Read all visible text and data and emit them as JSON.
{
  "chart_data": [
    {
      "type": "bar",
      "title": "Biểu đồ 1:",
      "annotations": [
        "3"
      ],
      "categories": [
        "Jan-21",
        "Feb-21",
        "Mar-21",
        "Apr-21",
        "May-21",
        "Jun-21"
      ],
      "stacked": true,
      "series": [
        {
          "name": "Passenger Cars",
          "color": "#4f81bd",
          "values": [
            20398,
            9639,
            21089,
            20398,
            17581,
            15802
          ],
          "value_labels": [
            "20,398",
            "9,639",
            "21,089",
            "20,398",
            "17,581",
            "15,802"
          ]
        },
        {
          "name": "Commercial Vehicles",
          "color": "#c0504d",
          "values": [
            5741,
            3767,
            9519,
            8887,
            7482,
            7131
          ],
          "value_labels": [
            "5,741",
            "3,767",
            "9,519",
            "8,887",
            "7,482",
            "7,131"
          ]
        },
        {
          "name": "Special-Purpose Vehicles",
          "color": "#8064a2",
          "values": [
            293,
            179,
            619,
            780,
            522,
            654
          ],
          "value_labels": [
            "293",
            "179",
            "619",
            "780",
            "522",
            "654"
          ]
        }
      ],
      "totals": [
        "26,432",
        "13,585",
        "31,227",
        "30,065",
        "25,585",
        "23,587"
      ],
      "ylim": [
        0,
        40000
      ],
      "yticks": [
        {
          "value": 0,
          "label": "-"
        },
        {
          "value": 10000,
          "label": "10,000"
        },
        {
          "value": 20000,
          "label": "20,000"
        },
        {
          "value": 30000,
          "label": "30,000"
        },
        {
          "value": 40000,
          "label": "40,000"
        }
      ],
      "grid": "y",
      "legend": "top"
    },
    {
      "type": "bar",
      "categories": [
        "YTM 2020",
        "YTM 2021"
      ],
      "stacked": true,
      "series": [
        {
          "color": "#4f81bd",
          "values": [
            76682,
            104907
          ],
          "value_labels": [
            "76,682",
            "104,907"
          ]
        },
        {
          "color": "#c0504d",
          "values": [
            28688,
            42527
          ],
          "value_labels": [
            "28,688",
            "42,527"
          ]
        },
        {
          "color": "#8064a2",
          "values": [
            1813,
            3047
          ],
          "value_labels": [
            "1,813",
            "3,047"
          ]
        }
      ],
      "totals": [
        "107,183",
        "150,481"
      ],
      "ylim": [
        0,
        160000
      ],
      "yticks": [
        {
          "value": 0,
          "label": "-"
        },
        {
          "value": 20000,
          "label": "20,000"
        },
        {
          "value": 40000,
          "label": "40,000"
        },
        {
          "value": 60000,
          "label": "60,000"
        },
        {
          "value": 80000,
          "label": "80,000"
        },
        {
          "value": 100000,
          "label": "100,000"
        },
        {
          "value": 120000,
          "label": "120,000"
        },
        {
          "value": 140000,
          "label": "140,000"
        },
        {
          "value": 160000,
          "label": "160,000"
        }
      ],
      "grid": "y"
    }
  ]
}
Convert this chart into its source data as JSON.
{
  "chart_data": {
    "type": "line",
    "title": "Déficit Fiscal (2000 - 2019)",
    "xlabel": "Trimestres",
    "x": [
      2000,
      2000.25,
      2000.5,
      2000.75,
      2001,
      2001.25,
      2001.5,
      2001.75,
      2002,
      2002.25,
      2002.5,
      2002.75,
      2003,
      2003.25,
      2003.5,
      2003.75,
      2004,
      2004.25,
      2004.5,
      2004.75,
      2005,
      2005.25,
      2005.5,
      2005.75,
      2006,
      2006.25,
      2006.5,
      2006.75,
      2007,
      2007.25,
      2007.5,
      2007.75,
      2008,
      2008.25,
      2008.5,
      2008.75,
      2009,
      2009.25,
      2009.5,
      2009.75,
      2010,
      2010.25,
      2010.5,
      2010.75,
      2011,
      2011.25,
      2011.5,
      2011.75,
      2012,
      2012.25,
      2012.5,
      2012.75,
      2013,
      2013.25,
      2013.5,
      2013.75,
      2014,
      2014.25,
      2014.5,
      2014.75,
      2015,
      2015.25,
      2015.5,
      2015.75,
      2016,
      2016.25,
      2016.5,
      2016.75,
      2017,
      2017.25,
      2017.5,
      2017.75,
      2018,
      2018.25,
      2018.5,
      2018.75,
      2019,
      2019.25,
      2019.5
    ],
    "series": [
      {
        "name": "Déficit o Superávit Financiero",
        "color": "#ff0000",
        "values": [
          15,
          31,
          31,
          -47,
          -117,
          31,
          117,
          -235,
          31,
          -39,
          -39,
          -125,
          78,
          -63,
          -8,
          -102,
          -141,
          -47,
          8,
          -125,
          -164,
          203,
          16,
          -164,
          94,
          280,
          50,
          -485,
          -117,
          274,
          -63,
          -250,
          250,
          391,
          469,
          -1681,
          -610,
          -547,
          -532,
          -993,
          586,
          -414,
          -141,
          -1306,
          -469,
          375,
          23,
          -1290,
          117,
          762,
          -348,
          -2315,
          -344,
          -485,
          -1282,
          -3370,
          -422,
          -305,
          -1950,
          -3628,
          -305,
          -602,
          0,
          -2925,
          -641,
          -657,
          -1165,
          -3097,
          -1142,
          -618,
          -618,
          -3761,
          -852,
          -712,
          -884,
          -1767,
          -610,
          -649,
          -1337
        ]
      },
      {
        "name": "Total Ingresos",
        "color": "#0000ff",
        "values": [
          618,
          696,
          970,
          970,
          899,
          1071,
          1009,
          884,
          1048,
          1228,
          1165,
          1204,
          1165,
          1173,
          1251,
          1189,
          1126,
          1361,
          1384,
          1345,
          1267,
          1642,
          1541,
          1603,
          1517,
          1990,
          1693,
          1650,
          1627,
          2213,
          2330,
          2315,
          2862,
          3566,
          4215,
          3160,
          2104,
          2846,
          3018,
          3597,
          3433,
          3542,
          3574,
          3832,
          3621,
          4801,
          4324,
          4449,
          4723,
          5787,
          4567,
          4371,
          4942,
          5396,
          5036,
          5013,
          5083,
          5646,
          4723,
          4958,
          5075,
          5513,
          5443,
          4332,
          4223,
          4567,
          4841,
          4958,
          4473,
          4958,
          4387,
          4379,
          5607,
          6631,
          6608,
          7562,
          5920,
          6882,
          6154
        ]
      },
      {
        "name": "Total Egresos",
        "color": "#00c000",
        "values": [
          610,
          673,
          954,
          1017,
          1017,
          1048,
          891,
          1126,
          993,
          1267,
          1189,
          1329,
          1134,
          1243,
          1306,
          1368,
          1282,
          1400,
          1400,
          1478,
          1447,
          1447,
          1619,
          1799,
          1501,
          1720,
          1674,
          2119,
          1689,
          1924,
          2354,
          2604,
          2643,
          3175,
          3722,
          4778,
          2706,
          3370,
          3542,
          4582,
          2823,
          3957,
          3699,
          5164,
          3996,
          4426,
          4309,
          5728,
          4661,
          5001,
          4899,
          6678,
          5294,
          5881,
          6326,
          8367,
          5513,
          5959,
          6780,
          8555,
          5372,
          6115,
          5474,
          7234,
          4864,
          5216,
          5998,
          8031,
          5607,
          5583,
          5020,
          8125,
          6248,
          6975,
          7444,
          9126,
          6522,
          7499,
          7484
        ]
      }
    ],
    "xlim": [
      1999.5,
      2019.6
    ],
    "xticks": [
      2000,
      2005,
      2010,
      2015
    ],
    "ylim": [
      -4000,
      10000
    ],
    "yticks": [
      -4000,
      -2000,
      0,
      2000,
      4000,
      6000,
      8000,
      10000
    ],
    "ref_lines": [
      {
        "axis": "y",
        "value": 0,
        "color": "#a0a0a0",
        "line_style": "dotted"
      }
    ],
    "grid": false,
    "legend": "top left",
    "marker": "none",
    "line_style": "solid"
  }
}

» Work to do
Reproduce every line of the data verbatim.

» Full solution
Read all visible text and data and emit them as JSON.
{
  "chart_data": [
    {
      "type": "bar",
      "title": "Biểu đồ 1:",
      "annotations": [
        "3"
      ],
      "categories": [
        "Jan-21",
        "Feb-21",
        "Mar-21",
        "Apr-21",
        "May-21",
        "Jun-21"
      ],
      "stacked": true,
      "series": [
        {
          "name": "Passenger Cars",
          "color": "#4f81bd",
          "values": [
            20398,
            9639,
            21089,
            20398,
            17581,
            15802
          ],
          "value_labels": [
            "20,398",
            "9,639",
            "21,089",
            "20,398",
            "17,581",
            "15,802"
          ]
        },
        {
          "name": "Commercial Vehicles",
          "color": "#c0504d",
          "values": [
            5741,
            3767,
            9519,
            8887,
            7482,
            7131
          ],
          "value_labels": [
            "5,741",
            "3,767",
            "9,519",
            "8,887",
            "7,482",
            "7,131"
          ]
        },
        {
          "name": "Special-Purpose Vehicles",
          "color": "#8064a2",
          "values": [
            293,
            179,
            619,
            780,
            522,
            654
          ],
          "value_labels": [
            "293",
            "179",
            "619",
            "780",
            "522",
            "654"
          ]
        }
      ],
      "totals": [
        "26,432",
        "13,585",
        "31,227",
        "30,065",
        "25,585",
        "23,587"
      ],
      "ylim": [
        0,
        40000
      ],
      "yticks": [
        {
          "value": 0,
          "label": "-"
        },
        {
          "value": 10000,
          "label": "10,000"
        },
        {
          "value": 20000,
          "label": "20,000"
        },
        {
          "value": 30000,
          "label": "30,000"
        },
        {
          "value": 40000,
          "label": "40,000"
        }
      ],
      "grid": "y",
      "legend": "top"
    },
    {
      "type": "bar",
      "categories": [
        "YTM 2020",
        "YTM 2021"
      ],
      "stacked": true,
      "series": [
        {
          "color": "#4f81bd",
          "values": [
            76682,
            104907
          ],
          "value_labels": [
            "76,682",
            "104,907"
          ]
        },
        {
          "color": "#c0504d",
          "values": [
            28688,
            42527
          ],
          "value_labels": [
            "28,688",
            "42,527"
          ]
        },
        {
          "color": "#8064a2",
          "values": [
            1813,
            3047
          ],
          "value_labels": [
            "1,813",
            "3,047"
          ]
        }
      ],
      "totals": [
        "107,183",
        "150,481"
      ],
      "ylim": [
        0,
        160000
      ],
      "yticks": [
        {
          "value": 0,
          "label": "-"
        },
        {
          "value": 20000,
          "label": "20,000"
        },
        {
          "value": 40000,
          "label": "40,000"
        },
        {
          "value": 60000,
          "label": "60,000"
        },
        {
          "value": 80000,
          "label": "80,000"
        },
        {
          "value": 100000,
          "label": "100,000"
        },
        {
          "value": 120000,
          "label": "120,000"
        },
        {
          "value": 140000,
          "label": "140,000"
        },
        {
          "value": 160000,
          "label": "160,000"
        }
      ],
      "grid": "y"
    }
  ]
}
Convert this chart into its source data as JSON.
{
  "chart_data": {
    "type": "line",
    "title": "Déficit Fiscal (2000 - 2019)",
    "xlabel": "Trimestres",
    "x": [
      2000,
      2000.25,
      2000.5,
      2000.75,
      2001,
      2001.25,
      2001.5,
      2001.75,
      2002,
      2002.25,
      2002.5,
      2002.75,
      2003,
      2003.25,
      2003.5,
      2003.75,
      2004,
      2004.25,
      2004.5,
      2004.75,
      2005,
      2005.25,
      2005.5,
      2005.75,
      2006,
      2006.25,
      2006.5,
      2006.75,
      2007,
      2007.25,
      2007.5,
      2007.75,
      2008,
      2008.25,
      2008.5,
      2008.75,
      2009,
      2009.25,
      2009.5,
      2009.75,
      2010,
      2010.25,
      2010.5,
      2010.75,
      2011,
      2011.25,
      2011.5,
      2011.75,
      2012,
      2012.25,
      2012.5,
      2012.75,
      2013,
      2013.25,
      2013.5,
      2013.75,
      2014,
      2014.25,
      2014.5,
      2014.75,
      2015,
      2015.25,
      2015.5,
      2015.75,
      2016,
      2016.25,
      2016.5,
      2016.75,
      2017,
      2017.25,
      2017.5,
      2017.75,
      2018,
      2018.25,
      2018.5,
      2018.75,
      2019,
      2019.25,
      2019.5
    ],
    "series": [
      {
        "name": "Déficit o Superávit Financiero",
        "color": "#ff0000",
        "values": [
          15,
          31,
          31,
          -47,
          -117,
          31,
          117,
          -235,
          31,
          -39,
          -39,
          -125,
          78,
          -63,
          -8,
          -102,
          -141,
          -47,
          8,
          -125,
          -164,
          203,
          16,
          -164,
          94,
          280,
          50,
          -485,
          -117,
          274,
          -63,
          -250,
          250,
          391,
          469,
          -1681,
          -610,
          -547,
          -532,
          -993,
          586,
          -414,
          -141,
          -1306,
          -469,
          375,
          23,
          -1290,
          117,
          762,
          -348,
          -2315,
          -344,
          -485,
          -1282,
          -3370,
          -422,
          -305,
          -1950,
          -3628,
          -305,
          -602,
          0,
          -2925,
          -641,
          -657,
          -1165,
          -3097,
          -1142,
          -618,
          -618,
          -3761,
          -852,
          -712,
          -884,
          -1767,
          -610,
          -649,
          -1337
        ]
      },
      {
        "name": "Total Ingresos",
        "color": "#0000ff",
        "values": [
          618,
          696,
          970,
          970,
          899,
          1071,
          1009,
          884,
          1048,
          1228,
          1165,
          1204,
          1165,
          1173,
          1251,
          1189,
          1126,
          1361,
          1384,
          1345,
          1267,
          1642,
          1541,
          1603,
          1517,
          1990,
          1693,
          1650,
          1627,
          2213,
          2330,
          2315,
          2862,
          3566,
          4215,
          3160,
          2104,
          2846,
          3018,
          3597,
          3433,
          3542,
          3574,
          3832,
          3621,
          4801,
          4324,
          4449,
          4723,
          5787,
          4567,
          4371,
          4942,
          5396,
          5036,
          5013,
          5083,
          5646,
          4723,
          4958,
          5075,
          5513,
          5443,
          4332,
          4223,
          4567,
          4841,
          4958,
          4473,
          4958,
          4387,
          4379,
          5607,
          6631,
          6608,
          7562,
          5920,
          6882,
          6154
        ]
      },
      {
        "name": "Total Egresos",
        "color": "#00c000",
        "values": [
          610,
          673,
          954,
          1017,
          1017,
          1048,
          891,
          1126,
          993,
          1267,
          1189,
          1329,
          1134,
          1243,
          1306,
          1368,
          1282,
          1400,
          1400,
          1478,
          1447,
          1447,
          1619,
          1799,
          1501,
          1720,
          1674,
          2119,
          1689,
          1924,
          2354,
          2604,
          2643,
          3175,
          3722,
          4778,
          2706,
          3370,
          3542,
          4582,
          2823,
          3957,
          3699,
          5164,
          3996,
          4426,
          4309,
          5728,
          4661,
          5001,
          4899,
          6678,
          5294,
          5881,
          6326,
          8367,
          5513,
          5959,
          6780,
          8555,
          5372,
          6115,
          5474,
          7234,
          4864,
          5216,
          5998,
          8031,
          5607,
          5583,
          5020,
          8125,
          6248,
          6975,
          7444,
          9126,
          6522,
          7499,
          7484
        ]
      }
    ],
    "xlim": [
      1999.5,
      2019.6
    ],
    "xticks": [
      2000,
      2005,
      2010,
      2015
    ],
    "ylim": [
      -4000,
      10000
    ],
    "yticks": [
      -4000,
      -2000,
      0,
      2000,
      4000,
      6000,
      8000,
      10000
    ],
    "ref_lines": [
      {
        "axis": "y",
        "value": 0,
        "color": "#a0a0a0",
        "line_style": "dotted"
      }
    ],
    "grid": false,
    "legend": "top left",
    "marker": "none",
    "line_style": "solid"
  }
}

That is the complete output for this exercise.